Starting at the first line and ending at the last, output the data exactly.

(Figure record extracts)

____________

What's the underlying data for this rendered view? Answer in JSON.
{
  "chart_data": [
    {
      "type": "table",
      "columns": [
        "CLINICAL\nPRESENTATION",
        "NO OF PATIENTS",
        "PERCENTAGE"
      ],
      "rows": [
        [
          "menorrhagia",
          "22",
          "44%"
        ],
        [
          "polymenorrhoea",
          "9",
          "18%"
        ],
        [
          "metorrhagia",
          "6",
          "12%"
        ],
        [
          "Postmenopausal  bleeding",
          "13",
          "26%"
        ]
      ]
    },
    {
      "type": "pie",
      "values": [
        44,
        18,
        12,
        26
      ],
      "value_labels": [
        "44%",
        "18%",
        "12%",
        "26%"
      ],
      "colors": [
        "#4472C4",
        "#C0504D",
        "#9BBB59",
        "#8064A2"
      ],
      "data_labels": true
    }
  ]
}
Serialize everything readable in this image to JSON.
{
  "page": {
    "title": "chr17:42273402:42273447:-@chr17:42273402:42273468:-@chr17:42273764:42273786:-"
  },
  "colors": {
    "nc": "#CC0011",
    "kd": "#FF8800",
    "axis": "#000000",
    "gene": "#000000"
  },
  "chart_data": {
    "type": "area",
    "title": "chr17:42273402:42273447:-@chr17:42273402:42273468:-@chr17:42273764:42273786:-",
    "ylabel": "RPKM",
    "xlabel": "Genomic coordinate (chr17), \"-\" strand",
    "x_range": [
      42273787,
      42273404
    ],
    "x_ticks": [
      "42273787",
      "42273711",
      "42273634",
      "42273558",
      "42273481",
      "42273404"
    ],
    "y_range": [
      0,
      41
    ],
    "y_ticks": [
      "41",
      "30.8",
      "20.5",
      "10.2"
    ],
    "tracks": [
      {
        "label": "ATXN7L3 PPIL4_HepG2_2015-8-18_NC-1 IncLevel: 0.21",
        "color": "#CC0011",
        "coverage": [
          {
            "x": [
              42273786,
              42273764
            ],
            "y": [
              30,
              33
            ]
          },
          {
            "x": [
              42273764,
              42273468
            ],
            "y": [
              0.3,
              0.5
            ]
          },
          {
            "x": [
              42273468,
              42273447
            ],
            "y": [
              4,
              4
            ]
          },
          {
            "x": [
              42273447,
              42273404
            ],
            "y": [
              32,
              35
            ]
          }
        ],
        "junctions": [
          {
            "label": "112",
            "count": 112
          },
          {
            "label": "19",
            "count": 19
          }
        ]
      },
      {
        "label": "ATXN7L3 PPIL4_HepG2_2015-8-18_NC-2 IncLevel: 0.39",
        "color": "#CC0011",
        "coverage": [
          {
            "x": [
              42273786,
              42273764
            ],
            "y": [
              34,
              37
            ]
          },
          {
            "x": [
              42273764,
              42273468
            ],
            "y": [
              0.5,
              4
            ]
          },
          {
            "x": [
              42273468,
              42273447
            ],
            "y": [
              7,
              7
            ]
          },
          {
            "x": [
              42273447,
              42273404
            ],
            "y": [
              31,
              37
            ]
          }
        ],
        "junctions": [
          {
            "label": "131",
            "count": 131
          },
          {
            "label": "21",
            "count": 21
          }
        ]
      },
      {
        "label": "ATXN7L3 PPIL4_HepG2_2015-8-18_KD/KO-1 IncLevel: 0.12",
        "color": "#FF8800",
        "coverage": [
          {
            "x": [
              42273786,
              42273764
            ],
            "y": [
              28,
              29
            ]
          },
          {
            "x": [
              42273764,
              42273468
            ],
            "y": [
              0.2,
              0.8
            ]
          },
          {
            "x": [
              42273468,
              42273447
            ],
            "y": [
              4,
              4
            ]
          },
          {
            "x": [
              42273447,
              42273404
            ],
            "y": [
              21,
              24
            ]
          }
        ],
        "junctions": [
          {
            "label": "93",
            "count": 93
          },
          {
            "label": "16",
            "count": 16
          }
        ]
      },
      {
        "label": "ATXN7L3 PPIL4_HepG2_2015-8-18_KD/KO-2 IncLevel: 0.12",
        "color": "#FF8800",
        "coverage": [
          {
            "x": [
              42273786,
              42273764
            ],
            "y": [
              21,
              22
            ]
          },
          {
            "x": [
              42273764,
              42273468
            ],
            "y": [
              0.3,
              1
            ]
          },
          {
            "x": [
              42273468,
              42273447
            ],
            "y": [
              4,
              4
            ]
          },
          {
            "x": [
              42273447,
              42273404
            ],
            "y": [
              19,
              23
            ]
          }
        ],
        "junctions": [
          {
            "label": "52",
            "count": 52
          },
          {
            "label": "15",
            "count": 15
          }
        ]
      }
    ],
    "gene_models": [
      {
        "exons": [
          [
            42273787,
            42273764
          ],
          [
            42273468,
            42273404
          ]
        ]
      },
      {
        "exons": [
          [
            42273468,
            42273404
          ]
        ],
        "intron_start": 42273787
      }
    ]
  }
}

____________

Result below.
What's the underlying data for this rendered view? Answer in JSON.
{
  "chart_data": [
    {
      "type": "table",
      "columns": [
        "CLINICAL\nPRESENTATION",
        "NO OF PATIENTS",
        "PERCENTAGE"
      ],
      "rows": [
        [
          "menorrhagia",
          "22",
          "44%"
        ],
        [
          "polymenorrhoea",
          "9",
          "18%"
        ],
        [
          "metorrhagia",
          "6",
          "12%"
        ],
        [
          "Postmenopausal  bleeding",
          "13",
          "26%"
        ]
      ]
    },
    {
      "type": "pie",
      "values": [
        44,
        18,
        12,
        26
      ],
      "value_labels": [
        "44%",
        "18%",
        "12%",
        "26%"
      ],
      "colors": [
        "#4472C4",
        "#C0504D",
        "#9BBB59",
        "#8064A2"
      ],
      "data_labels": true
    }
  ]
}
Serialize everything readable in this image to JSON.
{
  "page": {
    "title": "chr17:42273402:42273447:-@chr17:42273402:42273468:-@chr17:42273764:42273786:-"
  },
  "colors": {
    "nc": "#CC0011",
    "kd": "#FF8800",
    "axis": "#000000",
    "gene": "#000000"
  },
  "chart_data": {
    "type": "area",
    "title": "chr17:42273402:42273447:-@chr17:42273402:42273468:-@chr17:42273764:42273786:-",
    "ylabel": "RPKM",
    "xlabel": "Genomic coordinate (chr17), \"-\" strand",
    "x_range": [
      42273787,
      42273404
    ],
    "x_ticks": [
      "42273787",
      "42273711",
      "42273634",
      "42273558",
      "42273481",
      "42273404"
    ],
    "y_range": [
      0,
      41
    ],
    "y_ticks": [
      "41",
      "30.8",
      "20.5",
      "10.2"
    ],
    "tracks": [
      {
        "label": "ATXN7L3 PPIL4_HepG2_2015-8-18_NC-1 IncLevel: 0.21",
        "color": "#CC0011",
        "coverage": [
          {
            "x": [
              42273786,
              42273764
            ],
            "y": [
              30,
              33
            ]
          },
          {
            "x": [
              42273764,
              42273468
            ],
            "y": [
              0.3,
              0.5
            ]
          },
          {
            "x": [
              42273468,
              42273447
            ],
            "y": [
              4,
              4
            ]
          },
          {
            "x": [
              42273447,
              42273404
            ],
            "y": [
              32,
              35
            ]
          }
        ],
        "junctions": [
          {
            "label": "112",
            "count": 112
          },
          {
            "label": "19",
            "count": 19
          }
        ]
      },
      {
        "label": "ATXN7L3 PPIL4_HepG2_2015-8-18_NC-2 IncLevel: 0.39",
        "color": "#CC0011",
        "coverage": [
          {
            "x": [
              42273786,
              42273764
            ],
            "y": [
              34,
              37
            ]
          },
          {
            "x": [
              42273764,
              42273468
            ],
            "y": [
              0.5,
              4
            ]
          },
          {
            "x": [
              42273468,
              42273447
            ],
            "y": [
              7,
              7
            ]
          },
          {
            "x": [
              42273447,
              42273404
            ],
            "y": [
              31,
              37
            ]
          }
        ],
        "junctions": [
          {
            "label": "131",
            "count": 131
          },
          {
            "label": "21",
            "count": 21
          }
        ]
      },
      {
        "label": "ATXN7L3 PPIL4_HepG2_2015-8-18_KD/KO-1 IncLevel: 0.12",
        "color": "#FF8800",
        "coverage": [
          {
            "x": [
              42273786,
              42273764
            ],
            "y": [
              28,
              29
            ]
          },
          {
            "x": [
              42273764,
              42273468
            ],
            "y": [
              0.2,
              0.8
            ]
          },
          {
            "x": [
              42273468,
              42273447
            ],
            "y": [
              4,
              4
            ]
          },
          {
            "x": [
              42273447,
              42273404
            ],
            "y": [
              21,
              24
            ]
          }
        ],
        "junctions": [
          {
            "label": "93",
            "count": 93
          },
          {
            "label": "16",
            "count": 16
          }
        ]
      },
      {
        "label": "ATXN7L3 PPIL4_HepG2_2015-8-18_KD/KO-2 IncLevel: 0.12",
        "color": "#FF8800",
        "coverage": [
          {
            "x": [
              42273786,
              42273764
            ],
            "y": [
              21,
              22
            ]
          },
          {
            "x": [
              42273764,
              42273468
            ],
            "y": [
              0.3,
              1
            ]
          },
          {
            "x": [
              42273468,
              42273447
            ],
            "y": [
              4,
              4
            ]
          },
          {
            "x": [
              42273447,
              42273404
            ],
            "y": [
              19,
              23
            ]
          }
        ],
        "junctions": [
          {
            "label": "52",
            "count": 52
          },
          {
            "label": "15",
            "count": 15
          }
        ]
      }
    ],
    "gene_models": [
      {
        "exons": [
          [
            42273787,
            42273764
          ],
          [
            42273468,
            42273404
          ]
        ]
      },
      {
        "exons": [
          [
            42273468,
            42273404
          ]
        ],
        "intron_start": 42273787
      }
    ]
  }
}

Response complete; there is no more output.